>> start Material provided
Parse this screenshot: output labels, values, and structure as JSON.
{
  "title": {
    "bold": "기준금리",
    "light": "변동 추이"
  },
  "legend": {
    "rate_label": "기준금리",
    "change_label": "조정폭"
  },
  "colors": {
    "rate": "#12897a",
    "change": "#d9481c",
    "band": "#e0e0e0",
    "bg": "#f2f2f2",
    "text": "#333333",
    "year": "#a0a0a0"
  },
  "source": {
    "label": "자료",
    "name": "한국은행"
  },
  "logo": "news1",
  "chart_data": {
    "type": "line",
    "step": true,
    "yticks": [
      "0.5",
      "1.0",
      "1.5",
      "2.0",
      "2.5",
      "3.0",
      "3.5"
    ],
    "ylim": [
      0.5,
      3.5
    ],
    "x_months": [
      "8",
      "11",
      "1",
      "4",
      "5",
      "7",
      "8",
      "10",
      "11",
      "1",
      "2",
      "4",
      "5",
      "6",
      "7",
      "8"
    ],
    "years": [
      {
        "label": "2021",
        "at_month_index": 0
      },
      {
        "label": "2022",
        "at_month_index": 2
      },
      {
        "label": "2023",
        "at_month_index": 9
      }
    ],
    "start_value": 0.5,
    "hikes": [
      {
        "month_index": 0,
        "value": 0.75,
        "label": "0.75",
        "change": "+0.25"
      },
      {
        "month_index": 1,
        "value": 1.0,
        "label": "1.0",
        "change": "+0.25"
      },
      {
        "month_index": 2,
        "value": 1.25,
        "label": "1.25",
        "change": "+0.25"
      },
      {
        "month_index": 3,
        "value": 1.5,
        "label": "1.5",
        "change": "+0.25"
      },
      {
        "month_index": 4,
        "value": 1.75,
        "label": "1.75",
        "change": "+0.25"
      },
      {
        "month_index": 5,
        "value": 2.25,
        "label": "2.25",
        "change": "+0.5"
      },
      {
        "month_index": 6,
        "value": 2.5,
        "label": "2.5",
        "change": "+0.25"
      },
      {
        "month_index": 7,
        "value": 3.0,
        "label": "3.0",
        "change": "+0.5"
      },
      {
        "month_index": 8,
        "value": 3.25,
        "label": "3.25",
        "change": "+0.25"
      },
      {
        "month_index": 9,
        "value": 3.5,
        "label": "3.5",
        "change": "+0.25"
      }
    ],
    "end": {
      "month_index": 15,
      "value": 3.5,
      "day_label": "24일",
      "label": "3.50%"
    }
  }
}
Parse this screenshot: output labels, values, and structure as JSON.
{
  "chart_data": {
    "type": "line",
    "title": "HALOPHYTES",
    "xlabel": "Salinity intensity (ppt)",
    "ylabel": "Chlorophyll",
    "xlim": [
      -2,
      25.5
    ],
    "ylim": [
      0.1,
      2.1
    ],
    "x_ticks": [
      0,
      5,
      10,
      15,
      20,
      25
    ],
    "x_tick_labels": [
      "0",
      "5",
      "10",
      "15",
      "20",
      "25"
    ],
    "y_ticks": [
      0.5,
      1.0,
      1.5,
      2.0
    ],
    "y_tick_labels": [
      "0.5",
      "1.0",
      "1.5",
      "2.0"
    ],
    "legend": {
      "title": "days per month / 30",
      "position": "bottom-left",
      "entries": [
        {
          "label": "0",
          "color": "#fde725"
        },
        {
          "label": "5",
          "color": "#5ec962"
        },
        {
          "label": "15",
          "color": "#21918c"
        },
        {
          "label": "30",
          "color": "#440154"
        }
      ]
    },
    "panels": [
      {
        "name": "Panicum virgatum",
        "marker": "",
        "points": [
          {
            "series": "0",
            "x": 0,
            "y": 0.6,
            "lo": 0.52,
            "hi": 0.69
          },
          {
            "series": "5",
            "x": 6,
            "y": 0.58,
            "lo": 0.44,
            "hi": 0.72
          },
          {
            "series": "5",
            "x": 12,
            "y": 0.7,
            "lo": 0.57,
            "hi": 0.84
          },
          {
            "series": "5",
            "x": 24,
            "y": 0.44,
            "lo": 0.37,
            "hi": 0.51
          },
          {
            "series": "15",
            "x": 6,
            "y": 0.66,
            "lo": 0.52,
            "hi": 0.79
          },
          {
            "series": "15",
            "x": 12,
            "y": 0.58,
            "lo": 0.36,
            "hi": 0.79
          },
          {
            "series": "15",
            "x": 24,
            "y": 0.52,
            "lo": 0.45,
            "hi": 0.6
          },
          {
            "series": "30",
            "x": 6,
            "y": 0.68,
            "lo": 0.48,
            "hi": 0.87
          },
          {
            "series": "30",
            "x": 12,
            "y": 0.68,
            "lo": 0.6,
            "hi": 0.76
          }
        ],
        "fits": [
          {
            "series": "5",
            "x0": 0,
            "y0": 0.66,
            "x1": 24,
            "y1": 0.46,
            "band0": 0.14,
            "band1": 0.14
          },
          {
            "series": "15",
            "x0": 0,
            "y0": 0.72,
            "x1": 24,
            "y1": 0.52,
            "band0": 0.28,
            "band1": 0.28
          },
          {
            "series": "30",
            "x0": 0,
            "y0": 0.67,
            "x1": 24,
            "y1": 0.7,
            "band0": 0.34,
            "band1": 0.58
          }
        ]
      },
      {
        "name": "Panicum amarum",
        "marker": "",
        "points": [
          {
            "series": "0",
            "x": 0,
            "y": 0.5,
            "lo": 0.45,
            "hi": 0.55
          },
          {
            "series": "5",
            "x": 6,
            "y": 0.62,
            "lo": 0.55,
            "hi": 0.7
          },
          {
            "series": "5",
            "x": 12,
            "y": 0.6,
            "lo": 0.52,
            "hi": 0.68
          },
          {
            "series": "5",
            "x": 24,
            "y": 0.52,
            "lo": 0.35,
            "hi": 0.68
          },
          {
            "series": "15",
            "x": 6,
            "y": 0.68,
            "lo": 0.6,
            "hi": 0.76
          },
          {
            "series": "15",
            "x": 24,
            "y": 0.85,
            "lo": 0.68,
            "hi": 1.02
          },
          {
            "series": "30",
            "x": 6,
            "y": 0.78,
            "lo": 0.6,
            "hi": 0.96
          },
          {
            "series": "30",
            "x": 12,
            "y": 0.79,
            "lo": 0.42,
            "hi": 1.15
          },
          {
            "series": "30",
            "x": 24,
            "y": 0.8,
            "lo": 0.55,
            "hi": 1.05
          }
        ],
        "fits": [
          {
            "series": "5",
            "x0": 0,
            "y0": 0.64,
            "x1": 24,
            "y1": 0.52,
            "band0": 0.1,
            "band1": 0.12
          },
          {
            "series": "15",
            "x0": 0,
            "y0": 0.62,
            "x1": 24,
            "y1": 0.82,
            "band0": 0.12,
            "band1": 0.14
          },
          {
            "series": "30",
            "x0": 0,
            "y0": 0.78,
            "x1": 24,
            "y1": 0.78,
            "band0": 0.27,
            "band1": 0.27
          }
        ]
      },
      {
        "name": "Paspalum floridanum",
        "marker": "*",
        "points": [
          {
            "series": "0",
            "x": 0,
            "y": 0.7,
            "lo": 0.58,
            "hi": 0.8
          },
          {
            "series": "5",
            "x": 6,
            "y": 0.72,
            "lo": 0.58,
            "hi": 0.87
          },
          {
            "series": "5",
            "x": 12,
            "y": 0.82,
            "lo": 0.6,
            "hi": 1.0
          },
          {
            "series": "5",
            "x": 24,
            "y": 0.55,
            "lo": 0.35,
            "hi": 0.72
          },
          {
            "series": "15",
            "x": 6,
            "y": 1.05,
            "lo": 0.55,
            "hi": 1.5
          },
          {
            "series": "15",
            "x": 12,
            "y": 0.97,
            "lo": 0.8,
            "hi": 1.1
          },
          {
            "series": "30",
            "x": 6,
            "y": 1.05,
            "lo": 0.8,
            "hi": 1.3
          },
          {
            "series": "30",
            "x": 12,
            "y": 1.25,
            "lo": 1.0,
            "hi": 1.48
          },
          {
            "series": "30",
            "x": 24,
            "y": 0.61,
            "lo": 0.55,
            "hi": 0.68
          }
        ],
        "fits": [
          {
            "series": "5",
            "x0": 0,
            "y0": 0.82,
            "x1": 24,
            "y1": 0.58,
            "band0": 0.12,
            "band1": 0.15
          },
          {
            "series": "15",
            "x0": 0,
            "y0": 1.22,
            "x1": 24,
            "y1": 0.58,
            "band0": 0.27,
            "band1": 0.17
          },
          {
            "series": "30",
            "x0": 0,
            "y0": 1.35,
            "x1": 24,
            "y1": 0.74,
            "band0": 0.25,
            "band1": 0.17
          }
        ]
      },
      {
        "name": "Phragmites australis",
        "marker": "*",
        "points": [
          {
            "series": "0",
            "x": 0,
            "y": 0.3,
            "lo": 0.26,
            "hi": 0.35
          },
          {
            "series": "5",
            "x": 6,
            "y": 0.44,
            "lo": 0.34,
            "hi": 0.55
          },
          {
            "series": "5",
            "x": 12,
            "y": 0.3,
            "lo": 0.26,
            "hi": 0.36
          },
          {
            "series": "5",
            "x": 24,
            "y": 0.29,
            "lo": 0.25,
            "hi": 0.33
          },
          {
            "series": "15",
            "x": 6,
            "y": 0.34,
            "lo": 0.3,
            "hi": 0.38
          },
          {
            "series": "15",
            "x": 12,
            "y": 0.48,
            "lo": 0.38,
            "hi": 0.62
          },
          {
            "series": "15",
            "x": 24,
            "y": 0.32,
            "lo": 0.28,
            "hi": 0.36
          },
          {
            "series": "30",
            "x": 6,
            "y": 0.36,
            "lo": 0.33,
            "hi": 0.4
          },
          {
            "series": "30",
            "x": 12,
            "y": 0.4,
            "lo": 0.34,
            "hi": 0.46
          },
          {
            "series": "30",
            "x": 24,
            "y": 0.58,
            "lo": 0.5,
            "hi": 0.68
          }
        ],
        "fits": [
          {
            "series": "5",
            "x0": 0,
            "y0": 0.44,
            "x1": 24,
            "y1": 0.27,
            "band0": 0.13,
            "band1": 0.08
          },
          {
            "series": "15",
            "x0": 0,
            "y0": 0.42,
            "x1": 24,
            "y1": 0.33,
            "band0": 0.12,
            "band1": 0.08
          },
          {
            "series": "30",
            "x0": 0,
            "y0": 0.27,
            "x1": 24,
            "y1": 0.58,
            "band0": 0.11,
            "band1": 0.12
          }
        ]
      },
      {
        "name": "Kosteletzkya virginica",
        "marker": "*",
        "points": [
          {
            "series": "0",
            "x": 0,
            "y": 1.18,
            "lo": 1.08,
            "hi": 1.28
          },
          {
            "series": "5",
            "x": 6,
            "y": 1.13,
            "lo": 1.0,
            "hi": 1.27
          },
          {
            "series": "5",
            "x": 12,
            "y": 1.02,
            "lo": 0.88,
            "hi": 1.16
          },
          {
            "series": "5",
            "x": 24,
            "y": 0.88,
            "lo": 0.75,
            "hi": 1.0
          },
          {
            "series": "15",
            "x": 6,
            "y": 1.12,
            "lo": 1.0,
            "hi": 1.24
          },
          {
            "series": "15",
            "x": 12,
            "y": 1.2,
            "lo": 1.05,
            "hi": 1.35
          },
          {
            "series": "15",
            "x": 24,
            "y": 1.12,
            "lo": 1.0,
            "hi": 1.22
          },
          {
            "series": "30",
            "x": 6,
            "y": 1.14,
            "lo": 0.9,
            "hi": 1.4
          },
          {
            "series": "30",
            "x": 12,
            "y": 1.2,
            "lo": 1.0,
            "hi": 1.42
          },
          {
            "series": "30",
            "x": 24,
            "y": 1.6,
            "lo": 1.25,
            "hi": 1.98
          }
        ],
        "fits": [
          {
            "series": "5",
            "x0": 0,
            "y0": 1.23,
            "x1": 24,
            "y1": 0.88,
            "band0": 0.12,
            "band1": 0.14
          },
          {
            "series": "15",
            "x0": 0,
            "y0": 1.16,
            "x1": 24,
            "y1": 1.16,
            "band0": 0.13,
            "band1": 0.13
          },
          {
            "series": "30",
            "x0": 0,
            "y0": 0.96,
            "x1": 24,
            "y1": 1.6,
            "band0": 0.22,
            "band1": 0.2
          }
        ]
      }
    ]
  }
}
>> end Material provided
• [Your goal]: Say how many lines in the records hold "Panicum", with the number as the whole reply.

• [The answer]: 2